Exercise prompt: Report how many lines hold the string "thickness". Give the number and nothing else.
Begin Exercise input
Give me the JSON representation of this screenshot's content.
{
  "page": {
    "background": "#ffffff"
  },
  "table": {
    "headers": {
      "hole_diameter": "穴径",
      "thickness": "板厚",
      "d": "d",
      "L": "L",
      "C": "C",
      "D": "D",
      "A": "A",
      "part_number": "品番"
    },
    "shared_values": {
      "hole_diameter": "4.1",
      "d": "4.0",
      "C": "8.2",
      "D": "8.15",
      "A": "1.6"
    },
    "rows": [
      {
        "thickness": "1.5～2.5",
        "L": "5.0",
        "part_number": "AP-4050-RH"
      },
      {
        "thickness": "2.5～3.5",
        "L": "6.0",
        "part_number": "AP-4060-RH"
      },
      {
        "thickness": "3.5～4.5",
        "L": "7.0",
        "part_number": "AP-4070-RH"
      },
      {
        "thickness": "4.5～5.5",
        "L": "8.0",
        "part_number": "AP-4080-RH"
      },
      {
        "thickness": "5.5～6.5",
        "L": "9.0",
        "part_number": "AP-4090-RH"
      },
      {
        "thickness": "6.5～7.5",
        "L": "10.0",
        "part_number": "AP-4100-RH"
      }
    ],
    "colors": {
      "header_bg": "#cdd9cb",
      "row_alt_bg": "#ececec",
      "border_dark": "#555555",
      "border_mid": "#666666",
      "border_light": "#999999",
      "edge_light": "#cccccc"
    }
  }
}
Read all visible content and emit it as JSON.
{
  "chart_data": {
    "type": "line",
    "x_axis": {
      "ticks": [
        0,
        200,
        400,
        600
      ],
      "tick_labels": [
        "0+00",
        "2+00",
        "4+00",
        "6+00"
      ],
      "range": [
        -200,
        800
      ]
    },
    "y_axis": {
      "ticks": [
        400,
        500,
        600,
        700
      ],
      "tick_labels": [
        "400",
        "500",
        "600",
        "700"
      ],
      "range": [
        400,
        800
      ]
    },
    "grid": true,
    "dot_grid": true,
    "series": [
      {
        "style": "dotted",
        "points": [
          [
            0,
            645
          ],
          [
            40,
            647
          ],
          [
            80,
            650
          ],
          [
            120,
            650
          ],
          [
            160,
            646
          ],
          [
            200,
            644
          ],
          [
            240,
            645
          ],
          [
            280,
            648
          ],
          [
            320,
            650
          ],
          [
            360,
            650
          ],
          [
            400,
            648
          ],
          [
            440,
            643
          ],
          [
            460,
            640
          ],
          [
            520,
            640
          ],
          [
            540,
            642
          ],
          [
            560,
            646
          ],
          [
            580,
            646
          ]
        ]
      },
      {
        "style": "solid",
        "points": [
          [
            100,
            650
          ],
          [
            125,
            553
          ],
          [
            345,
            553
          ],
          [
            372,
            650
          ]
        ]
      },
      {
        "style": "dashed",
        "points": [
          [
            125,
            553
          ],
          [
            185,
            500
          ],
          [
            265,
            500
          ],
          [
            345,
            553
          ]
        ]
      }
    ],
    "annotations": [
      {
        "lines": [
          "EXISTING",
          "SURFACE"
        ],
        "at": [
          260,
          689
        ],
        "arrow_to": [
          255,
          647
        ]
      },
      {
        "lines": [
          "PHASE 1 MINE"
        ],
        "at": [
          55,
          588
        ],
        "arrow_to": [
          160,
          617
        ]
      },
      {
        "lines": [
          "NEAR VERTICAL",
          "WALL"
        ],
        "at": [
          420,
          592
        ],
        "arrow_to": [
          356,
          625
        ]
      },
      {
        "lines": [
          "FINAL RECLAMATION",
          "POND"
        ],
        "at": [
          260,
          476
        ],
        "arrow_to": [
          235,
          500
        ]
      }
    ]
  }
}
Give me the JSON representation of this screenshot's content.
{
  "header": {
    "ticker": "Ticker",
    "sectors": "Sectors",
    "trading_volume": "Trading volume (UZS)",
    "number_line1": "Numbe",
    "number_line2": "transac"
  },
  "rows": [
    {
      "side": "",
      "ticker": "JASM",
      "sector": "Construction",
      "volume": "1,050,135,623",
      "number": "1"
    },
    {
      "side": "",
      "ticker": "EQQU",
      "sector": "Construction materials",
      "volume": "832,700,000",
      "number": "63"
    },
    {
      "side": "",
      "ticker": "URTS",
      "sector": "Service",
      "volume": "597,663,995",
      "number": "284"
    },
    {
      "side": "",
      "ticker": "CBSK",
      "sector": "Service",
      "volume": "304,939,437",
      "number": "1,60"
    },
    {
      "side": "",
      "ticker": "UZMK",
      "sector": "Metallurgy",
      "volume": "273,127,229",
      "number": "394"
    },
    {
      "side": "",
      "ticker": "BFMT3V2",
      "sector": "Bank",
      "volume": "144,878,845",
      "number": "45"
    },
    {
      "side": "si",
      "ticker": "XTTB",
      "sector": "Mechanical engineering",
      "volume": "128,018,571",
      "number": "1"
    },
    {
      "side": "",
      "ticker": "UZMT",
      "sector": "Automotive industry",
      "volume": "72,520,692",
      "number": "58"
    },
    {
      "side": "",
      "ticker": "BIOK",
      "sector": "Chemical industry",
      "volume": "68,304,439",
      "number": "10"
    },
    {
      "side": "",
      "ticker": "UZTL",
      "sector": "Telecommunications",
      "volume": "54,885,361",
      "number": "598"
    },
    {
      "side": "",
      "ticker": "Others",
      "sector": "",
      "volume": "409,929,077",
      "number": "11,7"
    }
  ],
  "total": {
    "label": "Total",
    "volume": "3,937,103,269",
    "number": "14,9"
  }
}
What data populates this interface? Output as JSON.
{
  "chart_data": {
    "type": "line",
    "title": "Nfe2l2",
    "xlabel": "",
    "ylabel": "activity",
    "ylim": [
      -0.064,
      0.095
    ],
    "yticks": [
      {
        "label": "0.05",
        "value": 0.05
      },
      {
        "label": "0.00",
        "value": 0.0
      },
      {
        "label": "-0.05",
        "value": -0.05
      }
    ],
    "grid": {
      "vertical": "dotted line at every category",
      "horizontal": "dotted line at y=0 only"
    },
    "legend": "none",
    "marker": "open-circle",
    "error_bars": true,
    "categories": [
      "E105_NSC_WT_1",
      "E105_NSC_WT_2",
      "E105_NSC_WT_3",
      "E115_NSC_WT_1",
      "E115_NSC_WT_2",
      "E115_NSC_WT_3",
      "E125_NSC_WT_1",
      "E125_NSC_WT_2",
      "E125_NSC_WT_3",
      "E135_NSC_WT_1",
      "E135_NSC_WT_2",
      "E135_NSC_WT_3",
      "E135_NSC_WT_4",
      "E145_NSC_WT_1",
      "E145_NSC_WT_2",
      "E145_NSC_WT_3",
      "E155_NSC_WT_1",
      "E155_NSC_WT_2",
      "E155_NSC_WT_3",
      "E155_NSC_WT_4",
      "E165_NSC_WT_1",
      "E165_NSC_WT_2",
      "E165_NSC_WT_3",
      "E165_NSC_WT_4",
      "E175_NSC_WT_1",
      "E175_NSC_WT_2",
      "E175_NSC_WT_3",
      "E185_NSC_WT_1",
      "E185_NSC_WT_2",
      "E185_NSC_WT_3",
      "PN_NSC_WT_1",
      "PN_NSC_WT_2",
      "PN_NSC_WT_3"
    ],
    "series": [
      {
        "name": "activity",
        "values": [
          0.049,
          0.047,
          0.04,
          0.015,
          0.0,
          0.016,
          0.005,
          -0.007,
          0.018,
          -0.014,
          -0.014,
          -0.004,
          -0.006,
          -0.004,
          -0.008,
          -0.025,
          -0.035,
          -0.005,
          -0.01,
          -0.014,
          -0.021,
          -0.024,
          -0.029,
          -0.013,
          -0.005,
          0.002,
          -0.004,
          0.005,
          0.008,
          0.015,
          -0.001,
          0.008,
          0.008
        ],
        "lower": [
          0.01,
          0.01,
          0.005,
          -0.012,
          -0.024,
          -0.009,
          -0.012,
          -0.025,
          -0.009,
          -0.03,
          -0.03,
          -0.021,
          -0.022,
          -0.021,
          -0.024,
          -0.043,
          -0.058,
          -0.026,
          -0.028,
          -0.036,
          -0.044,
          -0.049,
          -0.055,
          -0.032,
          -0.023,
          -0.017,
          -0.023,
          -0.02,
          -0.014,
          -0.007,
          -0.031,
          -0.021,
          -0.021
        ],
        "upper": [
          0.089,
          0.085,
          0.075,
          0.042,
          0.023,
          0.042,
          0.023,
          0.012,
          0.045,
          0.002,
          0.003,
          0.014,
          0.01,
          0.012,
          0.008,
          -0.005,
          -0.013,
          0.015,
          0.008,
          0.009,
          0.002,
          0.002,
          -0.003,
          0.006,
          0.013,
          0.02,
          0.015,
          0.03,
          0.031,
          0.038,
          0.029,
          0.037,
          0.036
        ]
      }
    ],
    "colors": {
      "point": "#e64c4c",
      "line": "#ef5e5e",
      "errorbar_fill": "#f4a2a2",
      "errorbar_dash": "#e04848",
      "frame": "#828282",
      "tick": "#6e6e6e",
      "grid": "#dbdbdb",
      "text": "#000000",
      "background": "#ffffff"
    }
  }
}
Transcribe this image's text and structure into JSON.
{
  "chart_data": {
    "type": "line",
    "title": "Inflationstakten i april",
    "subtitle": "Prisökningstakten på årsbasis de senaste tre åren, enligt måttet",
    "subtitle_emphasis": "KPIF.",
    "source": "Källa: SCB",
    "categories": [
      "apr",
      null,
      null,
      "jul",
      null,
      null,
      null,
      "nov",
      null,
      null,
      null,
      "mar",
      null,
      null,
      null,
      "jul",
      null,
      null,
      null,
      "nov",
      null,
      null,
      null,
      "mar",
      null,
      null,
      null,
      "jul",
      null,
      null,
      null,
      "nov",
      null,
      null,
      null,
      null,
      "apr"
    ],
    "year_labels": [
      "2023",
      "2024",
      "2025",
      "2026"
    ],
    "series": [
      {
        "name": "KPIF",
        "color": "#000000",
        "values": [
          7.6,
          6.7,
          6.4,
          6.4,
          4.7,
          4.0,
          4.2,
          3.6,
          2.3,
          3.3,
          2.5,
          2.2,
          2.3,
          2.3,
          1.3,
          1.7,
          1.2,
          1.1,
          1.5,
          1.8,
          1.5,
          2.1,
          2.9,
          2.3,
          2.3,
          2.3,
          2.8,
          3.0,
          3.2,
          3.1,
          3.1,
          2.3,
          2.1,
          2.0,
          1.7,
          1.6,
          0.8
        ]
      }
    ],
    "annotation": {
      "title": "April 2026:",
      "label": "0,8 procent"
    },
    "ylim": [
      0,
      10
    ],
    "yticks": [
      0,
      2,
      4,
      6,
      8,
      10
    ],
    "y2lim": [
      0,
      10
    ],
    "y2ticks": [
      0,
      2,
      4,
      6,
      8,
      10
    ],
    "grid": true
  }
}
End Exercise input
Exercise output: 7